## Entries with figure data

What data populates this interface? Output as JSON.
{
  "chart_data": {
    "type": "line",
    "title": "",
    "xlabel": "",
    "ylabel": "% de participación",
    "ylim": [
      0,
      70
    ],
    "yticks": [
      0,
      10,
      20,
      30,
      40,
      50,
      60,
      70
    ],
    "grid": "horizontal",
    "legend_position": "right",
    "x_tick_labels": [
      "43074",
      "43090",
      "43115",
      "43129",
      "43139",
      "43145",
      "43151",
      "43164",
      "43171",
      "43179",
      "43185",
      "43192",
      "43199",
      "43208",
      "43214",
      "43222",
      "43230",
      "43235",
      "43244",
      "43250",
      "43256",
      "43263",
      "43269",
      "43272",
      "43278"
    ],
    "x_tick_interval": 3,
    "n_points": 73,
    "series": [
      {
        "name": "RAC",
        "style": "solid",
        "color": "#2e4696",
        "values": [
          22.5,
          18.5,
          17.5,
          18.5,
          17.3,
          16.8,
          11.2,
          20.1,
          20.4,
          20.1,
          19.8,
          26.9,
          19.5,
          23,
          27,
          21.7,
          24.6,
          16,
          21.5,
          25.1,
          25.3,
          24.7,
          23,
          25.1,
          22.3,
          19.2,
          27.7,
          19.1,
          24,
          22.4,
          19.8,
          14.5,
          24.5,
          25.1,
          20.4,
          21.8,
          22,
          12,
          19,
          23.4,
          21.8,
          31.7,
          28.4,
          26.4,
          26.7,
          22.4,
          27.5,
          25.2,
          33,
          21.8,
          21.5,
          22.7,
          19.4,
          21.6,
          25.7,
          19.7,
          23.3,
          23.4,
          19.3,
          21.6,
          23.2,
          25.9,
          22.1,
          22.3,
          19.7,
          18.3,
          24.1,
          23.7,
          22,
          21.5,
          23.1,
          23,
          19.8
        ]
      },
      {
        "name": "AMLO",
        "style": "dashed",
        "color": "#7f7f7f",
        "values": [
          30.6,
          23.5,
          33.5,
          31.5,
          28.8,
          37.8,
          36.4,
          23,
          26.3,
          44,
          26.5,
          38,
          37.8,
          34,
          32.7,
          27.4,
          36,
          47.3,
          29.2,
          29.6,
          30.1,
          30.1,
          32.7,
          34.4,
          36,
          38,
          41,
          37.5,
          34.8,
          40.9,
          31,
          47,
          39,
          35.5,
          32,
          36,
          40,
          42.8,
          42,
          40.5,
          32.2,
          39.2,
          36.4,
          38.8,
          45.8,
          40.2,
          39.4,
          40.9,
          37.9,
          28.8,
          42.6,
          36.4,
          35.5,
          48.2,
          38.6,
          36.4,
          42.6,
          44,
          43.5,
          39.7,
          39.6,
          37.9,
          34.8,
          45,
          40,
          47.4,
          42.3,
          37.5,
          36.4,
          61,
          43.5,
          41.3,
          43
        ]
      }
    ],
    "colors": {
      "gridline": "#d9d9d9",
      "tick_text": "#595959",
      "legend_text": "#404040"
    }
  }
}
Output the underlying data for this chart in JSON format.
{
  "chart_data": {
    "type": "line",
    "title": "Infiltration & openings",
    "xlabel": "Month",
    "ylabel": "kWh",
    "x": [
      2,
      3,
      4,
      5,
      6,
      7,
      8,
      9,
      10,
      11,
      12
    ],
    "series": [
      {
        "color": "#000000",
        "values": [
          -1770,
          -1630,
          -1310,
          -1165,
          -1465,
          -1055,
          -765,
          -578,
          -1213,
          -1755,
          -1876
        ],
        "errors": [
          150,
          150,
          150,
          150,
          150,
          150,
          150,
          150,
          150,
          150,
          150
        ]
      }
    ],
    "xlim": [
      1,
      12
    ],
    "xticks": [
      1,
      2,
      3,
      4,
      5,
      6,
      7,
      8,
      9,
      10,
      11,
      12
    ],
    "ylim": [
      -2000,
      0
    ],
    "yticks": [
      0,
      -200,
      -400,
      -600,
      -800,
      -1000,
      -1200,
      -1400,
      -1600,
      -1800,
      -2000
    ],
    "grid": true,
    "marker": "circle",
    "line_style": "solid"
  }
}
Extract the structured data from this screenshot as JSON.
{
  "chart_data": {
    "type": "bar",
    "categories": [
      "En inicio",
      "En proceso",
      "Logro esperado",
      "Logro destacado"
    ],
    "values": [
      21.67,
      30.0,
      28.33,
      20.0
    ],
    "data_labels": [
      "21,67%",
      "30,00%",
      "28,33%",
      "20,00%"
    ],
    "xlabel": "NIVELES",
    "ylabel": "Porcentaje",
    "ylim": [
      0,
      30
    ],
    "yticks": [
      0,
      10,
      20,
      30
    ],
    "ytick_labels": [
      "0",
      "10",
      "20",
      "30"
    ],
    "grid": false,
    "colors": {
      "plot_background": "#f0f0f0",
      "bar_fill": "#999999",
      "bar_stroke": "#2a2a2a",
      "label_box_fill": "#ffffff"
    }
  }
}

## Task goal
Repeat the records above exactly as they appear.

## Task answer
What data populates this interface? Output as JSON.
{
  "chart_data": {
    "type": "line",
    "title": "",
    "xlabel": "",
    "ylabel": "% de participación",
    "ylim": [
      0,
      70
    ],
    "yticks": [
      0,
      10,
      20,
      30,
      40,
      50,
      60,
      70
    ],
    "grid": "horizontal",
    "legend_position": "right",
    "x_tick_labels": [
      "43074",
      "43090",
      "43115",
      "43129",
      "43139",
      "43145",
      "43151",
      "43164",
      "43171",
      "43179",
      "43185",
      "43192",
      "43199",
      "43208",
      "43214",
      "43222",
      "43230",
      "43235",
      "43244",
      "43250",
      "43256",
      "43263",
      "43269",
      "43272",
      "43278"
    ],
    "x_tick_interval": 3,
    "n_points": 73,
    "series": [
      {
        "name": "RAC",
        "style": "solid",
        "color": "#2e4696",
        "values": [
          22.5,
          18.5,
          17.5,
          18.5,
          17.3,
          16.8,
          11.2,
          20.1,
          20.4,
          20.1,
          19.8,
          26.9,
          19.5,
          23,
          27,
          21.7,
          24.6,
          16,
          21.5,
          25.1,
          25.3,
          24.7,
          23,
          25.1,
          22.3,
          19.2,
          27.7,
          19.1,
          24,
          22.4,
          19.8,
          14.5,
          24.5,
          25.1,
          20.4,
          21.8,
          22,
          12,
          19,
          23.4,
          21.8,
          31.7,
          28.4,
          26.4,
          26.7,
          22.4,
          27.5,
          25.2,
          33,
          21.8,
          21.5,
          22.7,
          19.4,
          21.6,
          25.7,
          19.7,
          23.3,
          23.4,
          19.3,
          21.6,
          23.2,
          25.9,
          22.1,
          22.3,
          19.7,
          18.3,
          24.1,
          23.7,
          22,
          21.5,
          23.1,
          23,
          19.8
        ]
      },
      {
        "name": "AMLO",
        "style": "dashed",
        "color": "#7f7f7f",
        "values": [
          30.6,
          23.5,
          33.5,
          31.5,
          28.8,
          37.8,
          36.4,
          23,
          26.3,
          44,
          26.5,
          38,
          37.8,
          34,
          32.7,
          27.4,
          36,
          47.3,
          29.2,
          29.6,
          30.1,
          30.1,
          32.7,
          34.4,
          36,
          38,
          41,
          37.5,
          34.8,
          40.9,
          31,
          47,
          39,
          35.5,
          32,
          36,
          40,
          42.8,
          42,
          40.5,
          32.2,
          39.2,
          36.4,
          38.8,
          45.8,
          40.2,
          39.4,
          40.9,
          37.9,
          28.8,
          42.6,
          36.4,
          35.5,
          48.2,
          38.6,
          36.4,
          42.6,
          44,
          43.5,
          39.7,
          39.6,
          37.9,
          34.8,
          45,
          40,
          47.4,
          42.3,
          37.5,
          36.4,
          61,
          43.5,
          41.3,
          43
        ]
      }
    ],
    "colors": {
      "gridline": "#d9d9d9",
      "tick_text": "#595959",
      "legend_text": "#404040"
    }
  }
}
Output the underlying data for this chart in JSON format.
{
  "chart_data": {
    "type": "line",
    "title": "Infiltration & openings",
    "xlabel": "Month",
    "ylabel": "kWh",
    "x": [
      2,
      3,
      4,
      5,
      6,
      7,
      8,
      9,
      10,
      11,
      12
    ],
    "series": [
      {
        "color": "#000000",
        "values": [
          -1770,
          -1630,
          -1310,
          -1165,
          -1465,
          -1055,
          -765,
          -578,
          -1213,
          -1755,
          -1876
        ],
        "errors": [
          150,
          150,
          150,
          150,
          150,
          150,
          150,
          150,
          150,
          150,
          150
        ]
      }
    ],
    "xlim": [
      1,
      12
    ],
    "xticks": [
      1,
      2,
      3,
      4,
      5,
      6,
      7,
      8,
      9,
      10,
      11,
      12
    ],
    "ylim": [
      -2000,
      0
    ],
    "yticks": [
      0,
      -200,
      -400,
      -600,
      -800,
      -1000,
      -1200,
      -1400,
      -1600,
      -1800,
      -2000
    ],
    "grid": true,
    "marker": "circle",
    "line_style": "solid"
  }
}
Extract the structured data from this screenshot as JSON.
{
  "chart_data": {
    "type": "bar",
    "categories": [
      "En inicio",
      "En proceso",
      "Logro esperado",
      "Logro destacado"
    ],
    "values": [
      21.67,
      30.0,
      28.33,
      20.0
    ],
    "data_labels": [
      "21,67%",
      "30,00%",
      "28,33%",
      "20,00%"
    ],
    "xlabel": "NIVELES",
    "ylabel": "Porcentaje",
    "ylim": [
      0,
      30
    ],
    "yticks": [
      0,
      10,
      20,
      30
    ],
    "ytick_labels": [
      "0",
      "10",
      "20",
      "30"
    ],
    "grid": false,
    "colors": {
      "plot_background": "#f0f0f0",
      "bar_fill": "#999999",
      "bar_stroke": "#2a2a2a",
      "label_box_fill": "#ffffff"
    }
  }
}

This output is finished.